DIRECTIONS: Convert the entries into a Markdown table with the columns "Number" and "Text", starting at the first line and ending at the line containing "board-history-button[interactable]: 板履歴 (203, 936, 302, 972)". Put each line's position in "Number" and the line itself in "Text", and skip any blank lines.
======== DATASET ENTRIES
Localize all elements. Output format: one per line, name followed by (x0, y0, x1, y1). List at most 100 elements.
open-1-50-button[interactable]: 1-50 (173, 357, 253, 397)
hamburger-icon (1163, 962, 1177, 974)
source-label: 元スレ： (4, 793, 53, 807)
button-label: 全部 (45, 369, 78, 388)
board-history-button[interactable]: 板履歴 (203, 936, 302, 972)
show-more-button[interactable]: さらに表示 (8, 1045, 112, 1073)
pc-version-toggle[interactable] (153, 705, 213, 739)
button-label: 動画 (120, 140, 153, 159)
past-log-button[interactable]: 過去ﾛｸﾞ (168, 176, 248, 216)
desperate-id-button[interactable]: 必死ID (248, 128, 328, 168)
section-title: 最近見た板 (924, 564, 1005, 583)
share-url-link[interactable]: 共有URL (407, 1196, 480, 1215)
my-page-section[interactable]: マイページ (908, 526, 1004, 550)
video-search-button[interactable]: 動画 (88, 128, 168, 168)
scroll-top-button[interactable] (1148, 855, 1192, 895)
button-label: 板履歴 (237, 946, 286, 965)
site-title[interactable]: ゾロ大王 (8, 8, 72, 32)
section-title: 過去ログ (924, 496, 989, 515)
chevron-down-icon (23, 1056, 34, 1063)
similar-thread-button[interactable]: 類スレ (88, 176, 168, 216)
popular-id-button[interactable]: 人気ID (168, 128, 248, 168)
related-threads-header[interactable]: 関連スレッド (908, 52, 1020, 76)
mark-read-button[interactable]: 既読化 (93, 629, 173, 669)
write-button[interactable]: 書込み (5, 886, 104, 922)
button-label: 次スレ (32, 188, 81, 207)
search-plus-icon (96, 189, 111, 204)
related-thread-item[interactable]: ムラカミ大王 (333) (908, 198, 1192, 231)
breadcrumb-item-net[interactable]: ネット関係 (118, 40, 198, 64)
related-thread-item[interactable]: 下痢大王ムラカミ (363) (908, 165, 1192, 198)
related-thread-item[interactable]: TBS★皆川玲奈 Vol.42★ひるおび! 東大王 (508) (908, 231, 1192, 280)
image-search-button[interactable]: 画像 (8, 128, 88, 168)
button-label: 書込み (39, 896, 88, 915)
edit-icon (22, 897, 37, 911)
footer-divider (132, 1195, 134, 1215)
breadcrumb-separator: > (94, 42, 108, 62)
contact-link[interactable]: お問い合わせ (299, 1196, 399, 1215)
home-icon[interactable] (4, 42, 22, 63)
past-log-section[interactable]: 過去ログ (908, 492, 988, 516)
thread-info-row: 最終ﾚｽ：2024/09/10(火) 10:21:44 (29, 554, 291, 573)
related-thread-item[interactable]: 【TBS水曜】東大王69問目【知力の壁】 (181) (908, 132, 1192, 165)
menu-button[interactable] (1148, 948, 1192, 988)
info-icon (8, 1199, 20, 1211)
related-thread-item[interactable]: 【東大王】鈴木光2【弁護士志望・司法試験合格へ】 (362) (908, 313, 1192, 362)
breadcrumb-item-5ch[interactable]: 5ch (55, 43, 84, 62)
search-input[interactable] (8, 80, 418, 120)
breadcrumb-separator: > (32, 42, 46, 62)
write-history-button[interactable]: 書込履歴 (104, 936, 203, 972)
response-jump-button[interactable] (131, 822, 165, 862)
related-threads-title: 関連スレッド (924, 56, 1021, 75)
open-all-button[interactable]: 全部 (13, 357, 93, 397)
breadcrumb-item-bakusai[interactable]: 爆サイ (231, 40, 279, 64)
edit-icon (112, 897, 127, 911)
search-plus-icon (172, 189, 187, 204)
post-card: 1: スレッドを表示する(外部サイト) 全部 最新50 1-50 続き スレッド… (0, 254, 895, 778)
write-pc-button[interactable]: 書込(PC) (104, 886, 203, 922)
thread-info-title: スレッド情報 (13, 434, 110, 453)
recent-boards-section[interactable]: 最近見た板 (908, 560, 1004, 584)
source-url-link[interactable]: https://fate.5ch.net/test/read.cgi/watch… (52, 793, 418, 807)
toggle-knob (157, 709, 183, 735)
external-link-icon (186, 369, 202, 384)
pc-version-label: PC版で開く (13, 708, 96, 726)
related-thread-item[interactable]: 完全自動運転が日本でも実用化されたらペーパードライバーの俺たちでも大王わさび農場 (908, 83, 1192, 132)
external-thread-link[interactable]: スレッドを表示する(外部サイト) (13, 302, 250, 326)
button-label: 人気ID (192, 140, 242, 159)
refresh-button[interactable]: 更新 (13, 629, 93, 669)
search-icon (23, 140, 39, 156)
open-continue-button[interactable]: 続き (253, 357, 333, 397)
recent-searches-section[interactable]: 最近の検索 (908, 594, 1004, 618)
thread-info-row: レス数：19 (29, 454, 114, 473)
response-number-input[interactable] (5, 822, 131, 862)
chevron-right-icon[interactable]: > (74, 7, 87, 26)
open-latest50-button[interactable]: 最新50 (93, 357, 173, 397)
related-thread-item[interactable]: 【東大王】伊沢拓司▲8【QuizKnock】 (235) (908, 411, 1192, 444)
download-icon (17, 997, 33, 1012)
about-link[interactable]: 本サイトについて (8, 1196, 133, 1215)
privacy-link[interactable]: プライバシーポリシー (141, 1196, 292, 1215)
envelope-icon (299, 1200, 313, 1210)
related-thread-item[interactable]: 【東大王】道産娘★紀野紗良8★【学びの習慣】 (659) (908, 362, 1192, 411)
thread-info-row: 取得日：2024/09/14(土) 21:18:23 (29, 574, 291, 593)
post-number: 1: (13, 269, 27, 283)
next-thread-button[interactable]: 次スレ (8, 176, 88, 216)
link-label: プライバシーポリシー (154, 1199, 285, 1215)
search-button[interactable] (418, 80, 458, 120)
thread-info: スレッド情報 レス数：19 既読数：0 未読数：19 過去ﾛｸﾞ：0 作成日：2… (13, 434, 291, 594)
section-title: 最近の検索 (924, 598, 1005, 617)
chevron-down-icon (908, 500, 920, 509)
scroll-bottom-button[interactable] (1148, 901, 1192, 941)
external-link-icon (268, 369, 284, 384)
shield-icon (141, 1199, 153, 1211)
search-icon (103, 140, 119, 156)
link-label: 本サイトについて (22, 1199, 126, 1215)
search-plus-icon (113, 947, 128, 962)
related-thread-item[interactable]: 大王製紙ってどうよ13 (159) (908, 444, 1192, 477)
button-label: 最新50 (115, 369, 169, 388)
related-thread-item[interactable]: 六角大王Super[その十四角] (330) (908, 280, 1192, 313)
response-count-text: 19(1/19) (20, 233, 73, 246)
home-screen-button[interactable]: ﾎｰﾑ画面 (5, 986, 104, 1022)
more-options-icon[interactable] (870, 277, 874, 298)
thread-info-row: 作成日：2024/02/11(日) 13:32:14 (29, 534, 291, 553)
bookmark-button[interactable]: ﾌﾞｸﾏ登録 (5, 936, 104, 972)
================
TASK OUTPUT:
| Number | Text |
|---|---|
| 1 | Localize all elements. Output format: one per line, name followed by (x0, y0, x1, y1). List at most 100 elements. |
| 2 | open-1-50-button[interactable]: 1-50 (173, 357, 253, 397) |
| 3 | hamburger-icon (1163, 962, 1177, 974) |
| 4 | source-label: 元スレ： (4, 793, 53, 807) |
| 5 | button-label: 全部 (45, 369, 78, 388) |
| 6 | board-history-button[interactable]: 板履歴 (203, 936, 302, 972) |